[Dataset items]

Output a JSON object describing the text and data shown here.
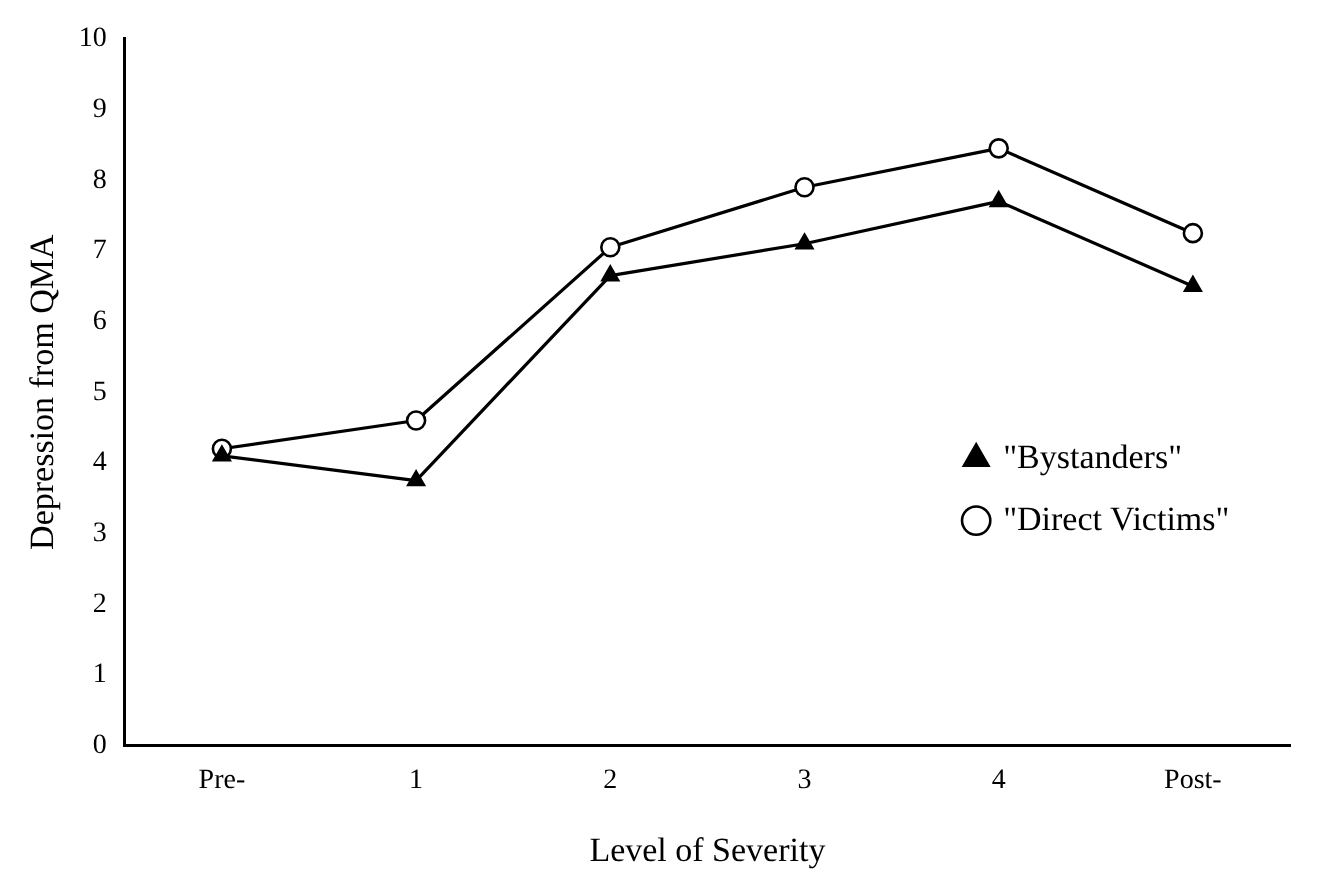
{
  "chart_data": {
    "type": "line",
    "xlabel": "Level of Severity",
    "ylabel": "Depression from QMA",
    "categories": [
      "Pre-",
      "1",
      "2",
      "3",
      "4",
      "Post-"
    ],
    "series": [
      {
        "name": "\"Direct Victims\"",
        "color": "#000000",
        "marker": "circle",
        "values": [
          4.2,
          4.6,
          7.05,
          7.9,
          8.45,
          7.25
        ]
      },
      {
        "name": "\"Bystanders\"",
        "color": "#000000",
        "marker": "triangle",
        "values": [
          4.1,
          3.75,
          6.65,
          7.1,
          7.7,
          6.5
        ]
      }
    ],
    "ylim": [
      0,
      10
    ],
    "yticks": [
      0,
      1,
      2,
      3,
      4,
      5,
      6,
      7,
      8,
      9,
      10
    ],
    "grid": false,
    "legend": "bottom right",
    "line_style": "solid"
  }
}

Brief: With the pictures left out, transcribe the material exactly.

Task output:
Output a JSON object describing the text and data shown here.
{
  "chart_data": {
    "type": "line",
    "xlabel": "Level of Severity",
    "ylabel": "Depression from QMA",
    "categories": [
      "Pre-",
      "1",
      "2",
      "3",
      "4",
      "Post-"
    ],
    "series": [
      {
        "name": "\"Direct Victims\"",
        "color": "#000000",
        "marker": "circle",
        "values": [
          4.2,
          4.6,
          7.05,
          7.9,
          8.45,
          7.25
        ]
      },
      {
        "name": "\"Bystanders\"",
        "color": "#000000",
        "marker": "triangle",
        "values": [
          4.1,
          3.75,
          6.65,
          7.1,
          7.7,
          6.5
        ]
      }
    ],
    "ylim": [
      0,
      10
    ],
    "yticks": [
      0,
      1,
      2,
      3,
      4,
      5,
      6,
      7,
      8,
      9,
      10
    ],
    "grid": false,
    "legend": "bottom right",
    "line_style": "solid"
  }
}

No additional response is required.